▶ _Short problem_
Give every entry again, word for word.

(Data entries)
════════════════

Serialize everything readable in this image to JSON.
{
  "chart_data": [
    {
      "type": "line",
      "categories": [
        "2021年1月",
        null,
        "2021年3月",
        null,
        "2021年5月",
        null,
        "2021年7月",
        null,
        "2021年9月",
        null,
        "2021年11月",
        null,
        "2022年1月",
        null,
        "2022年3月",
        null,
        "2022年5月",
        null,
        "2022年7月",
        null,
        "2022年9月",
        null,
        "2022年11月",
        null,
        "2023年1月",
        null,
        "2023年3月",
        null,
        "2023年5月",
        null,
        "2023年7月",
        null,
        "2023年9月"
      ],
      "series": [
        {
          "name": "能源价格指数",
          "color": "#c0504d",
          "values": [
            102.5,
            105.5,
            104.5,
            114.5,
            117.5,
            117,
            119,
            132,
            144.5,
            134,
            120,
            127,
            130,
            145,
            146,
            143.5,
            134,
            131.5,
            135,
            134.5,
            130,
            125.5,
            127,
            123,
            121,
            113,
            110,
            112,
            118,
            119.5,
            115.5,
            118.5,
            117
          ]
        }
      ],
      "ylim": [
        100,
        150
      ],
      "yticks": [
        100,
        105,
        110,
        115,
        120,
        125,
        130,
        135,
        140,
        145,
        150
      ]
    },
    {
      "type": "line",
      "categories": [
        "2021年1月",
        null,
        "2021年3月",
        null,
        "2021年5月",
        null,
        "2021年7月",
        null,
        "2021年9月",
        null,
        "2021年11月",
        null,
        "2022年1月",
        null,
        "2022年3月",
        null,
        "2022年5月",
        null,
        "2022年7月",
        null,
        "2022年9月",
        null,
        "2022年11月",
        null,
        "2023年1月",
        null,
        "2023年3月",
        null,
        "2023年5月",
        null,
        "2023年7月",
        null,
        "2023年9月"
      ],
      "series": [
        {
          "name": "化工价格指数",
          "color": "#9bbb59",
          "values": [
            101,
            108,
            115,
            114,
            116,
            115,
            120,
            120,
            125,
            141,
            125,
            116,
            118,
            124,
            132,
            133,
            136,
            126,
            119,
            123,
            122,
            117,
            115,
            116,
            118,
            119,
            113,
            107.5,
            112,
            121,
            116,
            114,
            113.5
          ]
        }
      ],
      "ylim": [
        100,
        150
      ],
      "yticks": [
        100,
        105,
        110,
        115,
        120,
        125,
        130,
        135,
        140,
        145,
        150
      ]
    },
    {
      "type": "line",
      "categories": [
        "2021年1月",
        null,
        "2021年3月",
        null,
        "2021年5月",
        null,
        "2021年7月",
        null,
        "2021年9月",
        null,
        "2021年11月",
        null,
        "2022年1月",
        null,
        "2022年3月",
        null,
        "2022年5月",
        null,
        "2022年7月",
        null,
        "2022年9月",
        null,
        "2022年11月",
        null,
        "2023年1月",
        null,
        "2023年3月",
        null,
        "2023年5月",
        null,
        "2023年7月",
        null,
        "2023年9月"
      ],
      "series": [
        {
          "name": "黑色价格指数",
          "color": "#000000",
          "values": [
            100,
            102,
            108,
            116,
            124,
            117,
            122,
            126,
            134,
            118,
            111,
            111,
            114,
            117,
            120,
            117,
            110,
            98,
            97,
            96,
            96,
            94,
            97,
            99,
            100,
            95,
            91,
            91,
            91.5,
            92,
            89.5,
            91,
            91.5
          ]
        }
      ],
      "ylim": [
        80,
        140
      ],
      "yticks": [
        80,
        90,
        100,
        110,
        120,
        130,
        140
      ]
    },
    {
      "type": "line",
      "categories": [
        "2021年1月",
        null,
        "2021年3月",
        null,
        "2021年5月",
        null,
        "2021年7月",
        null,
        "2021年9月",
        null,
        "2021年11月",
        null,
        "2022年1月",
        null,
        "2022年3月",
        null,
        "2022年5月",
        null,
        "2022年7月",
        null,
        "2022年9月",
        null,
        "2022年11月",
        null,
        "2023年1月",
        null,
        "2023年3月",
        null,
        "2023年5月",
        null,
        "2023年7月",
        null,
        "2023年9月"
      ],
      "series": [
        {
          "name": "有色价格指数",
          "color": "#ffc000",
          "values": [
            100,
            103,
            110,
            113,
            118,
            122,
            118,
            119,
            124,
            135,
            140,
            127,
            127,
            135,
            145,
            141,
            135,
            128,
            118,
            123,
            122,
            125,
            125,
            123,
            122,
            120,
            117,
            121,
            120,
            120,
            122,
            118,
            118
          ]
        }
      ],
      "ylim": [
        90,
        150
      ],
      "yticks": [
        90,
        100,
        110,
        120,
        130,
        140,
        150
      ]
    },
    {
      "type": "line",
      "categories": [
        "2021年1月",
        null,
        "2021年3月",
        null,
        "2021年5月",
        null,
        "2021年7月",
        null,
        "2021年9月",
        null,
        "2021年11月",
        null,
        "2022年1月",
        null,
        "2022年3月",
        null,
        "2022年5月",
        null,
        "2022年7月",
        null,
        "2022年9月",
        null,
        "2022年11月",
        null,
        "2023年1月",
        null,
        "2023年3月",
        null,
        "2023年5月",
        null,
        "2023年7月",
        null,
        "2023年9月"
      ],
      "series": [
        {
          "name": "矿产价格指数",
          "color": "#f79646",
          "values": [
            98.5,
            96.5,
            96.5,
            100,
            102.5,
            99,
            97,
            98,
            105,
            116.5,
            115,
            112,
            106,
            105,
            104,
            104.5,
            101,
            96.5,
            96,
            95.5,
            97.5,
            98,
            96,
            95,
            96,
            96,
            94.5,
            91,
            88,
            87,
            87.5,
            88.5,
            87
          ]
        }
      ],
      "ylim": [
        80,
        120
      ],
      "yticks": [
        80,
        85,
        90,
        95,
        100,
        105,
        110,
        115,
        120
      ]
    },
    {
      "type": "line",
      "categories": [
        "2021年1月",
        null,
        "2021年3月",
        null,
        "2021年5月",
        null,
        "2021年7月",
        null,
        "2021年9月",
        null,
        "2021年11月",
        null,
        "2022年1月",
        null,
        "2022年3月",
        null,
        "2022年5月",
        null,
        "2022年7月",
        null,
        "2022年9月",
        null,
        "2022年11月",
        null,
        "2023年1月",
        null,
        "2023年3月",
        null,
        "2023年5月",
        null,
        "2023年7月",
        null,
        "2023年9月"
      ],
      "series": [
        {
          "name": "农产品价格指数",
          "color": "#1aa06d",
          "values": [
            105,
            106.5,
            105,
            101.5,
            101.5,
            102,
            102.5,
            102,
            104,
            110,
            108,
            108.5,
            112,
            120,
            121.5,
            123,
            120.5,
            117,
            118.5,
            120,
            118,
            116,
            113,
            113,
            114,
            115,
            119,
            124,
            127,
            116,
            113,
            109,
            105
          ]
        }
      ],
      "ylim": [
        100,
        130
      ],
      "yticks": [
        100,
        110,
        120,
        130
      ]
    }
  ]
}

════════════════

▶ _Task response_
Serialize everything readable in this image to JSON.
{
  "chart_data": [
    {
      "type": "line",
      "categories": [
        "2021年1月",
        null,
        "2021年3月",
        null,
        "2021年5月",
        null,
        "2021年7月",
        null,
        "2021年9月",
        null,
        "2021年11月",
        null,
        "2022年1月",
        null,
        "2022年3月",
        null,
        "2022年5月",
        null,
        "2022年7月",
        null,
        "2022年9月",
        null,
        "2022年11月",
        null,
        "2023年1月",
        null,
        "2023年3月",
        null,
        "2023年5月",
        null,
        "2023年7月",
        null,
        "2023年9月"
      ],
      "series": [
        {
          "name": "能源价格指数",
          "color": "#c0504d",
          "values": [
            102.5,
            105.5,
            104.5,
            114.5,
            117.5,
            117,
            119,
            132,
            144.5,
            134,
            120,
            127,
            130,
            145,
            146,
            143.5,
            134,
            131.5,
            135,
            134.5,
            130,
            125.5,
            127,
            123,
            121,
            113,
            110,
            112,
            118,
            119.5,
            115.5,
            118.5,
            117
          ]
        }
      ],
      "ylim": [
        100,
        150
      ],
      "yticks": [
        100,
        105,
        110,
        115,
        120,
        125,
        130,
        135,
        140,
        145,
        150
      ]
    },
    {
      "type": "line",
      "categories": [
        "2021年1月",
        null,
        "2021年3月",
        null,
        "2021年5月",
        null,
        "2021年7月",
        null,
        "2021年9月",
        null,
        "2021年11月",
        null,
        "2022年1月",
        null,
        "2022年3月",
        null,
        "2022年5月",
        null,
        "2022年7月",
        null,
        "2022年9月",
        null,
        "2022年11月",
        null,
        "2023年1月",
        null,
        "2023年3月",
        null,
        "2023年5月",
        null,
        "2023年7月",
        null,
        "2023年9月"
      ],
      "series": [
        {
          "name": "化工价格指数",
          "color": "#9bbb59",
          "values": [
            101,
            108,
            115,
            114,
            116,
            115,
            120,
            120,
            125,
            141,
            125,
            116,
            118,
            124,
            132,
            133,
            136,
            126,
            119,
            123,
            122,
            117,
            115,
            116,
            118,
            119,
            113,
            107.5,
            112,
            121,
            116,
            114,
            113.5
          ]
        }
      ],
      "ylim": [
        100,
        150
      ],
      "yticks": [
        100,
        105,
        110,
        115,
        120,
        125,
        130,
        135,
        140,
        145,
        150
      ]
    },
    {
      "type": "line",
      "categories": [
        "2021年1月",
        null,
        "2021年3月",
        null,
        "2021年5月",
        null,
        "2021年7月",
        null,
        "2021年9月",
        null,
        "2021年11月",
        null,
        "2022年1月",
        null,
        "2022年3月",
        null,
        "2022年5月",
        null,
        "2022年7月",
        null,
        "2022年9月",
        null,
        "2022年11月",
        null,
        "2023年1月",
        null,
        "2023年3月",
        null,
        "2023年5月",
        null,
        "2023年7月",
        null,
        "2023年9月"
      ],
      "series": [
        {
          "name": "黑色价格指数",
          "color": "#000000",
          "values": [
            100,
            102,
            108,
            116,
            124,
            117,
            122,
            126,
            134,
            118,
            111,
            111,
            114,
            117,
            120,
            117,
            110,
            98,
            97,
            96,
            96,
            94,
            97,
            99,
            100,
            95,
            91,
            91,
            91.5,
            92,
            89.5,
            91,
            91.5
          ]
        }
      ],
      "ylim": [
        80,
        140
      ],
      "yticks": [
        80,
        90,
        100,
        110,
        120,
        130,
        140
      ]
    },
    {
      "type": "line",
      "categories": [
        "2021年1月",
        null,
        "2021年3月",
        null,
        "2021年5月",
        null,
        "2021年7月",
        null,
        "2021年9月",
        null,
        "2021年11月",
        null,
        "2022年1月",
        null,
        "2022年3月",
        null,
        "2022年5月",
        null,
        "2022年7月",
        null,
        "2022年9月",
        null,
        "2022年11月",
        null,
        "2023年1月",
        null,
        "2023年3月",
        null,
        "2023年5月",
        null,
        "2023年7月",
        null,
        "2023年9月"
      ],
      "series": [
        {
          "name": "有色价格指数",
          "color": "#ffc000",
          "values": [
            100,
            103,
            110,
            113,
            118,
            122,
            118,
            119,
            124,
            135,
            140,
            127,
            127,
            135,
            145,
            141,
            135,
            128,
            118,
            123,
            122,
            125,
            125,
            123,
            122,
            120,
            117,
            121,
            120,
            120,
            122,
            118,
            118
          ]
        }
      ],
      "ylim": [
        90,
        150
      ],
      "yticks": [
        90,
        100,
        110,
        120,
        130,
        140,
        150
      ]
    },
    {
      "type": "line",
      "categories": [
        "2021年1月",
        null,
        "2021年3月",
        null,
        "2021年5月",
        null,
        "2021年7月",
        null,
        "2021年9月",
        null,
        "2021年11月",
        null,
        "2022年1月",
        null,
        "2022年3月",
        null,
        "2022年5月",
        null,
        "2022年7月",
        null,
        "2022年9月",
        null,
        "2022年11月",
        null,
        "2023年1月",
        null,
        "2023年3月",
        null,
        "2023年5月",
        null,
        "2023年7月",
        null,
        "2023年9月"
      ],
      "series": [
        {
          "name": "矿产价格指数",
          "color": "#f79646",
          "values": [
            98.5,
            96.5,
            96.5,
            100,
            102.5,
            99,
            97,
            98,
            105,
            116.5,
            115,
            112,
            106,
            105,
            104,
            104.5,
            101,
            96.5,
            96,
            95.5,
            97.5,
            98,
            96,
            95,
            96,
            96,
            94.5,
            91,
            88,
            87,
            87.5,
            88.5,
            87
          ]
        }
      ],
      "ylim": [
        80,
        120
      ],
      "yticks": [
        80,
        85,
        90,
        95,
        100,
        105,
        110,
        115,
        120
      ]
    },
    {
      "type": "line",
      "categories": [
        "2021年1月",
        null,
        "2021年3月",
        null,
        "2021年5月",
        null,
        "2021年7月",
        null,
        "2021年9月",
        null,
        "2021年11月",
        null,
        "2022年1月",
        null,
        "2022年3月",
        null,
        "2022年5月",
        null,
        "2022年7月",
        null,
        "2022年9月",
        null,
        "2022年11月",
        null,
        "2023年1月",
        null,
        "2023年3月",
        null,
        "2023年5月",
        null,
        "2023年7月",
        null,
        "2023年9月"
      ],
      "series": [
        {
          "name": "农产品价格指数",
          "color": "#1aa06d",
          "values": [
            105,
            106.5,
            105,
            101.5,
            101.5,
            102,
            102.5,
            102,
            104,
            110,
            108,
            108.5,
            112,
            120,
            121.5,
            123,
            120.5,
            117,
            118.5,
            120,
            118,
            116,
            113,
            113,
            114,
            115,
            119,
            124,
            127,
            116,
            113,
            109,
            105
          ]
        }
      ],
      "ylim": [
        100,
        130
      ],
      "yticks": [
        100,
        110,
        120,
        130
      ]
    }
  ]
}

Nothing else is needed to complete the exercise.